- [Problem description]:
Pull out every line below containing the word "list".
*** Input material ***
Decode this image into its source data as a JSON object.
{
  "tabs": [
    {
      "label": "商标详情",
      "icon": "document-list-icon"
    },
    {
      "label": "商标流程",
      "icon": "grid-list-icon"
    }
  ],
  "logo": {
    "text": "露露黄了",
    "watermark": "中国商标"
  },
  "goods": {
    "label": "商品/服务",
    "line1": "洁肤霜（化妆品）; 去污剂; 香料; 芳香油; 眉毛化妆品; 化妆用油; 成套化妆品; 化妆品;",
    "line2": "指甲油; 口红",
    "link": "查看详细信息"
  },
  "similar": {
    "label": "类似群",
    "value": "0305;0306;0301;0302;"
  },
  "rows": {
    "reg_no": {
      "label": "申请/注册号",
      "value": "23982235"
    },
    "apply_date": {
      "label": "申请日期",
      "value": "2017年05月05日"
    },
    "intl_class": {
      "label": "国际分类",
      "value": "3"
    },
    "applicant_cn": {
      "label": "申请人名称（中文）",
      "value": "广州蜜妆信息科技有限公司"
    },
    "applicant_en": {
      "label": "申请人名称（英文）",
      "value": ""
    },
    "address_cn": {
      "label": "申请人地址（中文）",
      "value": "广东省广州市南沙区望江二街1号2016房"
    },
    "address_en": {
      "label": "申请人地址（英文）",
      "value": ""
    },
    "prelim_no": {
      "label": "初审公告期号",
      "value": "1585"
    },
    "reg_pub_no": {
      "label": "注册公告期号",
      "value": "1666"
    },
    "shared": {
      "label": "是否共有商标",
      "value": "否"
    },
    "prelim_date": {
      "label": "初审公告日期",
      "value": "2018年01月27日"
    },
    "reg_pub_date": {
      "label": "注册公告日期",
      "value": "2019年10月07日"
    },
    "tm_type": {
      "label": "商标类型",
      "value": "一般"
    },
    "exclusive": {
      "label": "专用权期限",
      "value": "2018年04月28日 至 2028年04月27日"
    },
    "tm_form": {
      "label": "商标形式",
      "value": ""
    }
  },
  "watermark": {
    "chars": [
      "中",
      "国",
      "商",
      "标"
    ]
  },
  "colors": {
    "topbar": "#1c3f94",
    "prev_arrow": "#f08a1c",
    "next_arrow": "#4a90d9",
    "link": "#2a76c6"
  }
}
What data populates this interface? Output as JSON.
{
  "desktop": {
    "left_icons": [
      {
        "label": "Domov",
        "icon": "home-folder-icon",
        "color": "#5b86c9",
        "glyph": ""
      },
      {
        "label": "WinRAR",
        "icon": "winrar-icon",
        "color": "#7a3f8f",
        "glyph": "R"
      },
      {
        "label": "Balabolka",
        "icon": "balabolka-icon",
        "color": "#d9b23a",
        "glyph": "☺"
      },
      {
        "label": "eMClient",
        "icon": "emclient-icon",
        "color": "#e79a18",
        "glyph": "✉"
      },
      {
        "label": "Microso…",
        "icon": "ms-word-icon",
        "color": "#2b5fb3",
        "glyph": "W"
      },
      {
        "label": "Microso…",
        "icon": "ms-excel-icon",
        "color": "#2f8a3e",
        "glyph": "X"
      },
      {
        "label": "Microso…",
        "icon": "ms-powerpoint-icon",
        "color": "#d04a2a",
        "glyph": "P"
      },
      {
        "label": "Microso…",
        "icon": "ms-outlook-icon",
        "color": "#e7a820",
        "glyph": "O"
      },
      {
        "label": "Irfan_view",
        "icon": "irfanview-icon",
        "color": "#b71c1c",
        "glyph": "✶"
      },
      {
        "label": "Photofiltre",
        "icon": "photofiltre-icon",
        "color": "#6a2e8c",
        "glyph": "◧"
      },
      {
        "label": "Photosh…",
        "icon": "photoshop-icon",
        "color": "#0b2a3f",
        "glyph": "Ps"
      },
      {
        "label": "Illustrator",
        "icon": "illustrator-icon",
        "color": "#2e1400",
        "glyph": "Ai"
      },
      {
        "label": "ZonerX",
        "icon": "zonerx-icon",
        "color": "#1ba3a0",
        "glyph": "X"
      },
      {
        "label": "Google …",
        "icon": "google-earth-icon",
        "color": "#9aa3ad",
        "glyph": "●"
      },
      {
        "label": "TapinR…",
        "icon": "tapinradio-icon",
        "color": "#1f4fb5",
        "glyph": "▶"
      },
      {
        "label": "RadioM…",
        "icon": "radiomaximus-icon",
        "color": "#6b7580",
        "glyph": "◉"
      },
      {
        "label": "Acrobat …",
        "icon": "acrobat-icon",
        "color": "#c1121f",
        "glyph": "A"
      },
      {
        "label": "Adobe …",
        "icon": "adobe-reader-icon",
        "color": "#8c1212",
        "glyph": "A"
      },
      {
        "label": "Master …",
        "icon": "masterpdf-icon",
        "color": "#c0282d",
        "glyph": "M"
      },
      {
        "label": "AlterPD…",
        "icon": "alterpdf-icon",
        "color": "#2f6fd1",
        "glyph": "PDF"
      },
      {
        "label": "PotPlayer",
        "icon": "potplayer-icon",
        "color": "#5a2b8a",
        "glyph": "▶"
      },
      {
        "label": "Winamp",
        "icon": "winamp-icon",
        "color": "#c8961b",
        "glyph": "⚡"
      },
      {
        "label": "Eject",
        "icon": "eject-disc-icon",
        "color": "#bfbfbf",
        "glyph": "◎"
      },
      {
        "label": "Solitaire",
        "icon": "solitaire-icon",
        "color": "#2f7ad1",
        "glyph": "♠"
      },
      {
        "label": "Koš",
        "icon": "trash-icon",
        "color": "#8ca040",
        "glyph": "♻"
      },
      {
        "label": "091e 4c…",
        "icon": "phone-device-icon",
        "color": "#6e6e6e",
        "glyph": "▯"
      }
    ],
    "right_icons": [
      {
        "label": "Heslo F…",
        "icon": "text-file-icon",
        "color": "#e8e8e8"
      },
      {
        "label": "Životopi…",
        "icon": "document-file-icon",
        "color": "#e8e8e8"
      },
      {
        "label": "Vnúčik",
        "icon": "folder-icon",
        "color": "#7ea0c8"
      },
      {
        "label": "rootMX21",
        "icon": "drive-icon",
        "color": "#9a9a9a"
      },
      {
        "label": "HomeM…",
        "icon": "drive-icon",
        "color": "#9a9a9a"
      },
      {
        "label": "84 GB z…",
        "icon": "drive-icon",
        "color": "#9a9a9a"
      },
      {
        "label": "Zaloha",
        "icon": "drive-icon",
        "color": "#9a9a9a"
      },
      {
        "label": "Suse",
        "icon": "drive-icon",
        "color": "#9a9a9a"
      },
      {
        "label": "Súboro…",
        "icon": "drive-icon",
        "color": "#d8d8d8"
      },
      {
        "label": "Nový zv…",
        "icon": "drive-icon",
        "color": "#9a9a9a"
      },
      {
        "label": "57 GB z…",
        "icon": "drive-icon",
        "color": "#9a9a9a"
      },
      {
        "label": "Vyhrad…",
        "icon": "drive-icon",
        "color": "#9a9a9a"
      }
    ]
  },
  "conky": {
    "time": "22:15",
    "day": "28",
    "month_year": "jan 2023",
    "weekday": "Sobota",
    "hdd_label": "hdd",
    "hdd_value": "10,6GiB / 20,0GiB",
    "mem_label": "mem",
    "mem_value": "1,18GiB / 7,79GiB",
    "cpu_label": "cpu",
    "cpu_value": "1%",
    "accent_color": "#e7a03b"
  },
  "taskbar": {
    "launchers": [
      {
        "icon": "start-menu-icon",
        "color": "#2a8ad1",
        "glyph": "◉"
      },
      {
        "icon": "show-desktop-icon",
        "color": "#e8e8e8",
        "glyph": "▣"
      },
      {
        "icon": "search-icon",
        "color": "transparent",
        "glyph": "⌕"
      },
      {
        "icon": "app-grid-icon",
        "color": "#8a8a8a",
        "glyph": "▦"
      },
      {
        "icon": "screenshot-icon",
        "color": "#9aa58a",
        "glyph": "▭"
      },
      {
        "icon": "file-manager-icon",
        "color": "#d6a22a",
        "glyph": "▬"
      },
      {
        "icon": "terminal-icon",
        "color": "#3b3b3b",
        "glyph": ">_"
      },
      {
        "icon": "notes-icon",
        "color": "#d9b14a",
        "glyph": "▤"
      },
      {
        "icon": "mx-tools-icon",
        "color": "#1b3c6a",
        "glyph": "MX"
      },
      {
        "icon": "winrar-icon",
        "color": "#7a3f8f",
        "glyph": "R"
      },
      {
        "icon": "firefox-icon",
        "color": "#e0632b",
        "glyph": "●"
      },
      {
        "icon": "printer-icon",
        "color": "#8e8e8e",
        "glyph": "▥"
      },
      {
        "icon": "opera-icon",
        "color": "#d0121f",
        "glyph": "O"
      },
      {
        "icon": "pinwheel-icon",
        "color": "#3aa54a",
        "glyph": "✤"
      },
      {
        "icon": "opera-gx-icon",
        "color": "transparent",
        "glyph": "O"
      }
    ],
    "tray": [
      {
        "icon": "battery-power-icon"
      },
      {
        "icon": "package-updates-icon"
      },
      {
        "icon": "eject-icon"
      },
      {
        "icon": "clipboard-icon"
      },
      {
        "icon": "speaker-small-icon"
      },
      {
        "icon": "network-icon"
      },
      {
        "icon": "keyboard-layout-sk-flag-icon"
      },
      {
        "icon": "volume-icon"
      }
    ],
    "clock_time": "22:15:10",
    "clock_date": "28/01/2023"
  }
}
***
- [Reply to the task]:
      "icon": "document-list-icon"
      "icon": "grid-list-icon"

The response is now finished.